WHAT YOU WILL DO: The entries that follow should be written out exactly.

══ TASK DATA

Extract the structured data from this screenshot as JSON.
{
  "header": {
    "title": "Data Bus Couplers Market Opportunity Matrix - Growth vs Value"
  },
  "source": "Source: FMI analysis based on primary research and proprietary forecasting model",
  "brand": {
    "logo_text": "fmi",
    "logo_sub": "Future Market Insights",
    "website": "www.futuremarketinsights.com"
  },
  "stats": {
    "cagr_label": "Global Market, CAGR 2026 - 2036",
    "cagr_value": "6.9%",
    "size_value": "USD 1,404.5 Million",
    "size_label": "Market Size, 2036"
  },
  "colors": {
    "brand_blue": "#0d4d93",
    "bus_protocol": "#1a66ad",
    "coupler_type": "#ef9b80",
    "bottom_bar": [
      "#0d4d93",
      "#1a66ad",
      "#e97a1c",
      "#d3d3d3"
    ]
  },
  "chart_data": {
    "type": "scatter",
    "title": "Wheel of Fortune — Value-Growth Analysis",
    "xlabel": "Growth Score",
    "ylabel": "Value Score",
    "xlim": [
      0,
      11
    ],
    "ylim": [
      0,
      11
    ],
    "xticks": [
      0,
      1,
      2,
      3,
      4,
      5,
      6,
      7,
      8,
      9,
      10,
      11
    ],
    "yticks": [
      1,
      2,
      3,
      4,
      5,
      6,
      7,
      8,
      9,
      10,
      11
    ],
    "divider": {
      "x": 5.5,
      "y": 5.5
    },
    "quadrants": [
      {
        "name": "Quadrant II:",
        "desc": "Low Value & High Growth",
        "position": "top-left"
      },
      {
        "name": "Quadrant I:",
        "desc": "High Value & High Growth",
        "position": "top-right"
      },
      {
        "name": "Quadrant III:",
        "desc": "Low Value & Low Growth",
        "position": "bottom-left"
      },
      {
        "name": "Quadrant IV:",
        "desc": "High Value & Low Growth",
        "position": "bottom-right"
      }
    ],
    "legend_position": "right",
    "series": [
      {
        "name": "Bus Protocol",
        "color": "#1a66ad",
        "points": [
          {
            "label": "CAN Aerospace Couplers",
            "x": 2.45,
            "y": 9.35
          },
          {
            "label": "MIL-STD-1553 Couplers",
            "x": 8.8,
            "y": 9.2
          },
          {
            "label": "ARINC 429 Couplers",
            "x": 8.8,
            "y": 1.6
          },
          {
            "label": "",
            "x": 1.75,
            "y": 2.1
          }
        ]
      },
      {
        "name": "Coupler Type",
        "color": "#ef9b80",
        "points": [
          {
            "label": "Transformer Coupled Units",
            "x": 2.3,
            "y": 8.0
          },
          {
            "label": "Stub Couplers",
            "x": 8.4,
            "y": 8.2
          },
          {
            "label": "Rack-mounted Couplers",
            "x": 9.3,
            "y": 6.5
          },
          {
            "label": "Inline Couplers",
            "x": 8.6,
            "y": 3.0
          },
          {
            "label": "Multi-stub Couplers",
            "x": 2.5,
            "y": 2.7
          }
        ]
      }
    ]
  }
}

════

THE ANSWER:
Extract the structured data from this screenshot as JSON.
{
  "header": {
    "title": "Data Bus Couplers Market Opportunity Matrix - Growth vs Value"
  },
  "source": "Source: FMI analysis based on primary research and proprietary forecasting model",
  "brand": {
    "logo_text": "fmi",
    "logo_sub": "Future Market Insights",
    "website": "www.futuremarketinsights.com"
  },
  "stats": {
    "cagr_label": "Global Market, CAGR 2026 - 2036",
    "cagr_value": "6.9%",
    "size_value": "USD 1,404.5 Million",
    "size_label": "Market Size, 2036"
  },
  "colors": {
    "brand_blue": "#0d4d93",
    "bus_protocol": "#1a66ad",
    "coupler_type": "#ef9b80",
    "bottom_bar": [
      "#0d4d93",
      "#1a66ad",
      "#e97a1c",
      "#d3d3d3"
    ]
  },
  "chart_data": {
    "type": "scatter",
    "title": "Wheel of Fortune — Value-Growth Analysis",
    "xlabel": "Growth Score",
    "ylabel": "Value Score",
    "xlim": [
      0,
      11
    ],
    "ylim": [
      0,
      11
    ],
    "xticks": [
      0,
      1,
      2,
      3,
      4,
      5,
      6,
      7,
      8,
      9,
      10,
      11
    ],
    "yticks": [
      1,
      2,
      3,
      4,
      5,
      6,
      7,
      8,
      9,
      10,
      11
    ],
    "divider": {
      "x": 5.5,
      "y": 5.5
    },
    "quadrants": [
      {
        "name": "Quadrant II:",
        "desc": "Low Value & High Growth",
        "position": "top-left"
      },
      {
        "name": "Quadrant I:",
        "desc": "High Value & High Growth",
        "position": "top-right"
      },
      {
        "name": "Quadrant III:",
        "desc": "Low Value & Low Growth",
        "position": "bottom-left"
      },
      {
        "name": "Quadrant IV:",
        "desc": "High Value & Low Growth",
        "position": "bottom-right"
      }
    ],
    "legend_position": "right",
    "series": [
      {
        "name": "Bus Protocol",
        "color": "#1a66ad",
        "points": [
          {
            "label": "CAN Aerospace Couplers",
            "x": 2.45,
            "y": 9.35
          },
          {
            "label": "MIL-STD-1553 Couplers",
            "x": 8.8,
            "y": 9.2
          },
          {
            "label": "ARINC 429 Couplers",
            "x": 8.8,
            "y": 1.6
          },
          {
            "label": "",
            "x": 1.75,
            "y": 2.1
          }
        ]
      },
      {
        "name": "Coupler Type",
        "color": "#ef9b80",
        "points": [
          {
            "label": "Transformer Coupled Units",
            "x": 2.3,
            "y": 8.0
          },
          {
            "label": "Stub Couplers",
            "x": 8.4,
            "y": 8.2
          },
          {
            "label": "Rack-mounted Couplers",
            "x": 9.3,
            "y": 6.5
          },
          {
            "label": "Inline Couplers",
            "x": 8.6,
            "y": 3.0
          },
          {
            "label": "Multi-stub Couplers",
            "x": 2.5,
            "y": 2.7
          }
        ]
      }
    ]
  }
}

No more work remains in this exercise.